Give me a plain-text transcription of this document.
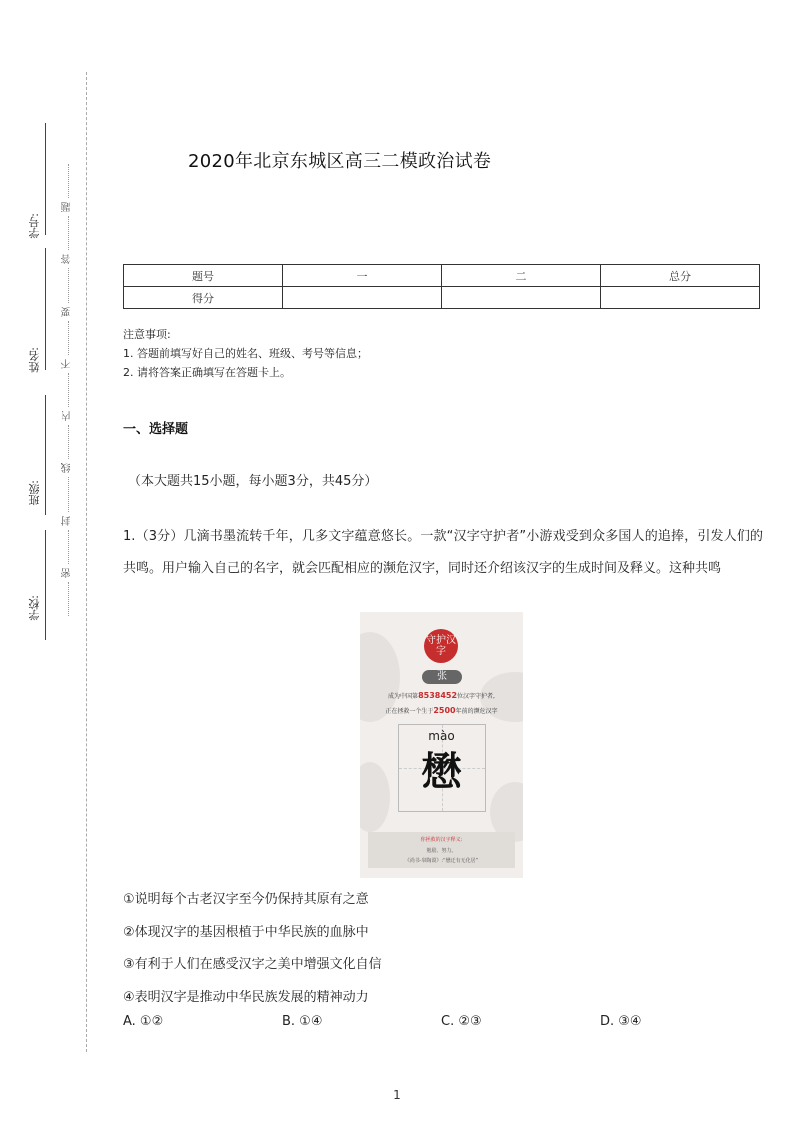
学号:
姓名:
班级:
学校:
题
答
要
不
内
线
封
密
2020年北京东城区高三二模政治试卷
题号	一	二	总分
得分			
注意事项:
1. 答题前填写好自己的姓名、班级、考号等信息；
2. 请将答案正确填写在答题卡上。
一、选择题
（本大题共15小题，每小题3分，共45分）
1.（3分）几滴书墨流转千年，几多文字蕴意悠长。一款“汉字守护者”小游戏受到众多国人的追捧，引发人们的共鸣。用户输入自己的名字，就会匹配相应的濒危汉字，同时还介绍该汉字的生成时间及释义。这种共鸣
守护汉字
张
成为中国第8538452位汉字守护者,
正在拯救一个生于2500年前的濒危汉字
mào
懋
你拯救的汉字释义:
勉励、努力。
《尚书·皋陶谟》:“懋迁有无化居”
①说明每个古老汉字至今仍保持其原有之意
②体现汉字的基因根植于中华民族的血脉中
③有利于人们在感受汉字之美中增强文化自信
④表明汉字是推动中华民族发展的精神动力
A. ①②	B. ①④	C. ②③	D. ③④
1
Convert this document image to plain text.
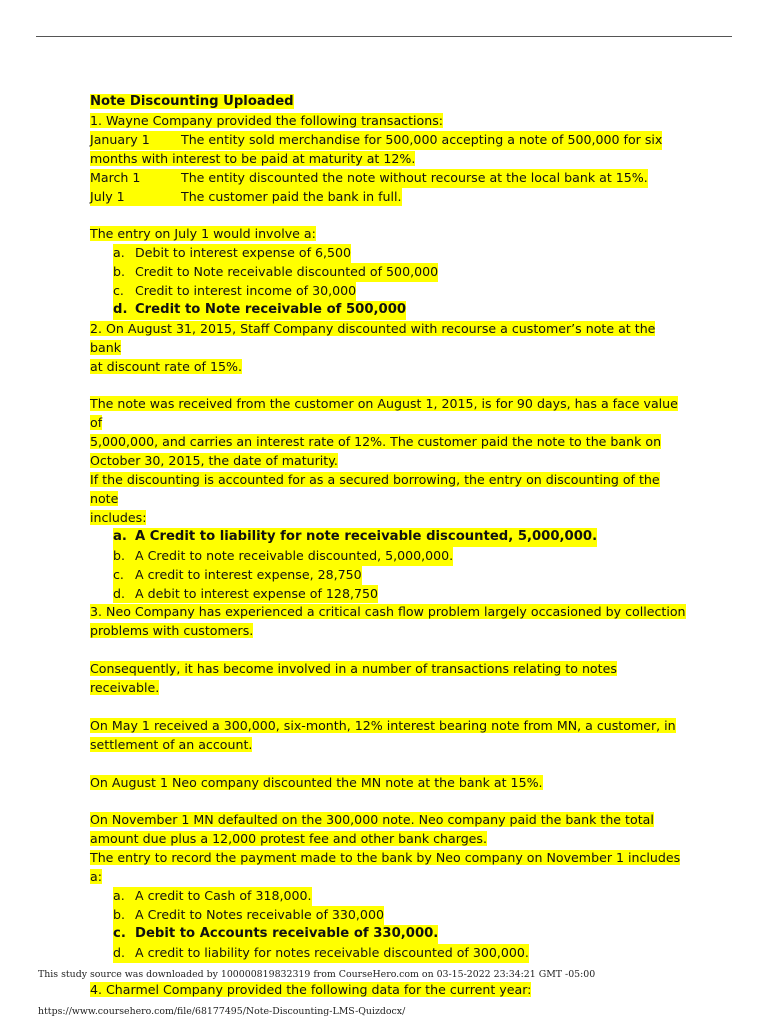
Note Discounting Uploaded
1. Wayne Company provided the following transactions:
January 1	The entity sold merchandise for 500,000 accepting a note of 500,000 for six
months with interest to be paid at maturity at 12%.
March 1	The entity discounted the note without recourse at the local bank at 15%.
July 1	The customer paid the bank in full.
The entry on July 1 would involve a:
a. Debit to interest expense of 6,500
b. Credit to Note receivable discounted of 500,000
c. Credit to interest income of 30,000
d. Credit to Note receivable of 500,000
2. On August 31, 2015, Staff Company discounted with recourse a customer’s note at the bank
at discount rate of 15%.
The note was received from the customer on August 1, 2015, is for 90 days, has a face value of
5,000,000, and carries an interest rate of 12%. The customer paid the note to the bank on
October 30, 2015, the date of maturity.
If the discounting is accounted for as a secured borrowing, the entry on discounting of the note
includes:
a. A Credit to liability for note receivable discounted, 5,000,000.
b. A Credit to note receivable discounted, 5,000,000.
c. A credit to interest expense, 28,750
d. A debit to interest expense of 128,750
3. Neo Company has experienced a critical cash flow problem largely occasioned by collection
problems with customers.
Consequently, it has become involved in a number of transactions relating to notes receivable.
On May 1 received a 300,000, six-month, 12% interest bearing note from MN, a customer, in
settlement of an account.
On August 1 Neo company discounted the MN note at the bank at 15%.
On November 1 MN defaulted on the 300,000 note. Neo company paid the bank the total
amount due plus a 12,000 protest fee and other bank charges.
The entry to record the payment made to the bank by Neo company on November 1 includes
a:
a. A credit to Cash of 318,000.
b. A Credit to Notes receivable of 330,000
c. Debit to Accounts receivable of 330,000.
d. A credit to liability for notes receivable discounted of 300,000.
4. Charmel Company provided the following data for the current year:
This study source was downloaded by 100000819832319 from CourseHero.com on 03-15-2022 23:34:21 GMT -05:00
https://www.coursehero.com/file/68177495/Note-Discounting-LMS-Quizdocx/
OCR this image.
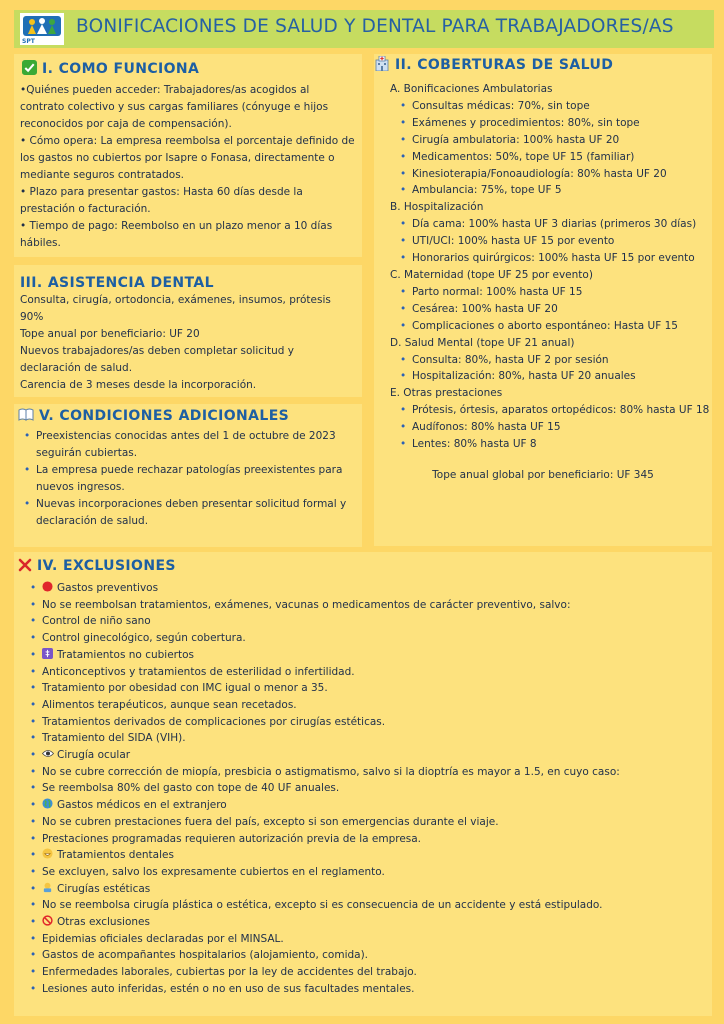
SPT
BONIFICACIONES DE SALUD Y DENTAL PARA TRABAJADORES/AS
I. COMO FUNCIONA

•Quiénes pueden acceder: Trabajadores/as acogidos al contrato colectivo y sus cargas familiares (cónyuge e hijos reconocidos por caja de compensación).

• Cómo opera: La empresa reembolsa el porcentaje definido de los gastos no cubiertos por Isapre o Fonasa, directamente o mediante seguros contratados.

• Plazo para presentar gastos: Hasta 60 días desde la prestación o facturación.

• Tiempo de pago: Reembolso en un plazo menor a 10 días hábiles.

III. ASISTENCIA DENTAL

Consulta, cirugía, ortodoncia, exámenes, insumos, prótesis 90%

Tope anual por beneficiario: UF 20

Nuevos trabajadores/as deben completar solicitud y declaración de salud.

Carencia de 3 meses desde la incorporación.

V. CONDICIONES ADICIONALES
• Preexistencias conocidas antes del 1 de octubre de 2023 seguirán cubiertas.
• La empresa puede rechazar patologías preexistentes para nuevos ingresos.
• Nuevas incorporaciones deben presentar solicitud formal y declaración de salud.
II. COBERTURAS DE SALUD
A. Bonificaciones Ambulatorias
• Consultas médicas: 70%, sin tope
• Exámenes y procedimientos: 80%, sin tope
• Cirugía ambulatoria: 100% hasta UF 20
• Medicamentos: 50%, tope UF 15 (familiar)
• Kinesioterapia/Fonoaudiología: 80% hasta UF 20
• Ambulancia: 75%, tope UF 5
B. Hospitalización
• Día cama: 100% hasta UF 3 diarias (primeros 30 días)
• UTI/UCI: 100% hasta UF 15 por evento
• Honorarios quirúrgicos: 100% hasta UF 15 por evento
C. Maternidad (tope UF 25 por evento)
• Parto normal: 100% hasta UF 15
• Cesárea: 100% hasta UF 20
• Complicaciones o aborto espontáneo: Hasta UF 15
D. Salud Mental (tope UF 21 anual)
• Consulta: 80%, hasta UF 2 por sesión
• Hospitalización: 80%, hasta UF 20 anuales
E. Otras prestaciones
• Prótesis, órtesis, aparatos ortopédicos: 80% hasta UF 18
• Audífonos: 80% hasta UF 15
• Lentes: 80% hasta UF 8
Tope anual global por beneficiario: UF 345
IV. EXCLUSIONES
• Gastos preventivos
• No se reembolsan tratamientos, exámenes, vacunas o medicamentos de carácter preventivo, salvo:
• Control de niño sano
• Control ginecológico, según cobertura.
• Tratamientos no cubiertos
• Anticonceptivos y tratamientos de esterilidad o infertilidad.
• Tratamiento por obesidad con IMC igual o menor a 35.
• Alimentos terapéuticos, aunque sean recetados.
• Tratamientos derivados de complicaciones por cirugías estéticas.
• Tratamiento del SIDA (VIH).
• Cirugía ocular
• No se cubre corrección de miopía, presbicia o astigmatismo, salvo si la dioptría es mayor a 1.5, en cuyo caso:
• Se reembolsa 80% del gasto con tope de 40 UF anuales.
• Gastos médicos en el extranjero
• No se cubren prestaciones fuera del país, excepto si son emergencias durante el viaje.
• Prestaciones programadas requieren autorización previa de la empresa.
• Tratamientos dentales
• Se excluyen, salvo los expresamente cubiertos en el reglamento.
• Cirugías estéticas
• No se reembolsa cirugía plástica o estética, excepto si es consecuencia de un accidente y está estipulado.
• Otras exclusiones
• Epidemias oficiales declaradas por el MINSAL.
• Gastos de acompañantes hospitalarios (alojamiento, comida).
• Enfermedades laborales, cubiertas por la ley de accidentes del trabajo.
• Lesiones auto inferidas, estén o no en uso de sus facultades mentales.
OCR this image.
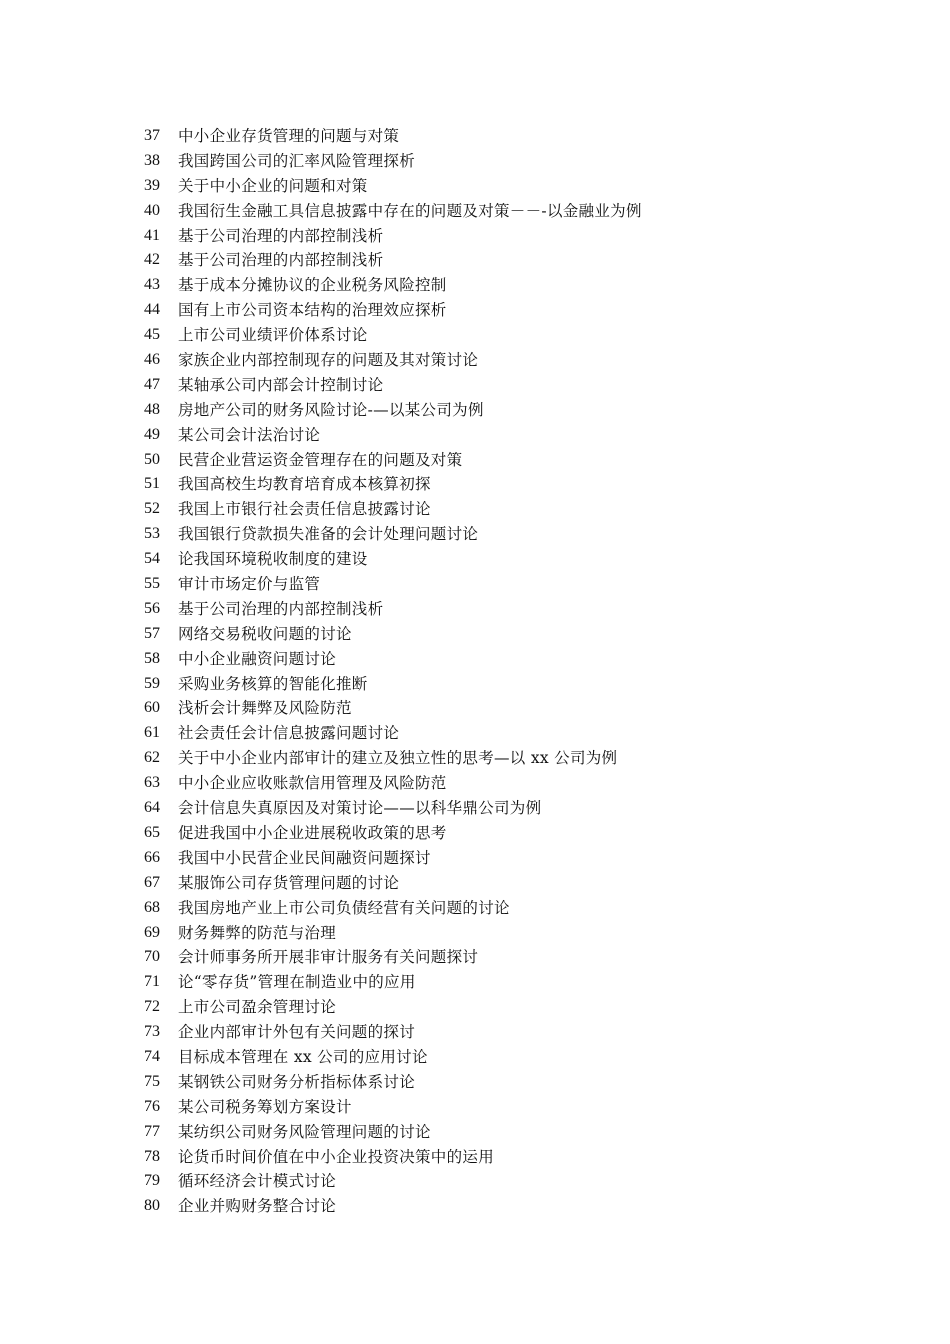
37	中小企业存货管理的问题与对策
38	我国跨国公司的汇率风险管理探析
39	关于中小企业的问题和对策
40	我国衍生金融工具信息披露中存在的问题及对策－－-以金融业为例
41	基于公司治理的内部控制浅析
42	基于公司治理的内部控制浅析
43	基于成本分摊协议的企业税务风险控制
44	国有上市公司资本结构的治理效应探析
45	上市公司业绩评价体系讨论
46	家族企业内部控制现存的问题及其对策讨论
47	某轴承公司内部会计控制讨论
48	房地产公司的财务风险讨论-—以某公司为例
49	某公司会计法治讨论
50	民营企业营运资金管理存在的问题及对策
51	我国高校生均教育培育成本核算初探
52	我国上市银行社会责任信息披露讨论
53	我国银行贷款损失准备的会计处理问题讨论
54	论我国环境税收制度的建设
55	审计市场定价与监管
56	基于公司治理的内部控制浅析
57	网络交易税收问题的讨论
58	中小企业融资问题讨论
59	采购业务核算的智能化推断
60	浅析会计舞弊及风险防范
61	社会责任会计信息披露问题讨论
62	关于中小企业内部审计的建立及独立性的思考—以 xx 公司为例
63	中小企业应收账款信用管理及风险防范
64	会计信息失真原因及对策讨论——以科华鼎公司为例
65	促进我国中小企业进展税收政策的思考
66	我国中小民营企业民间融资问题探讨
67	某服饰公司存货管理问题的讨论
68	我国房地产业上市公司负债经营有关问题的讨论
69	财务舞弊的防范与治理
70	会计师事务所开展非审计服务有关问题探讨
71	论“零存货”管理在制造业中的应用
72	上市公司盈余管理讨论
73	企业内部审计外包有关问题的探讨
74	目标成本管理在 xx 公司的应用讨论
75	某钢铁公司财务分析指标体系讨论
76	某公司税务筹划方案设计
77	某纺织公司财务风险管理问题的讨论
78	论货币时间价值在中小企业投资决策中的运用
79	循环经济会计模式讨论
80	企业并购财务整合讨论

========

(Requirement):
Go through the records above, find every line with the word "cubiertos", and list those lines.

(Task result):
• Cómo opera: La empresa reembolsa el porcentaje definido de los gastos no cubiertos por Isapre o Fonasa, directamente o mediante seguros contratados.
• Tratamientos no cubiertos
• Se excluyen, salvo los expresamente cubiertos en el reglamento.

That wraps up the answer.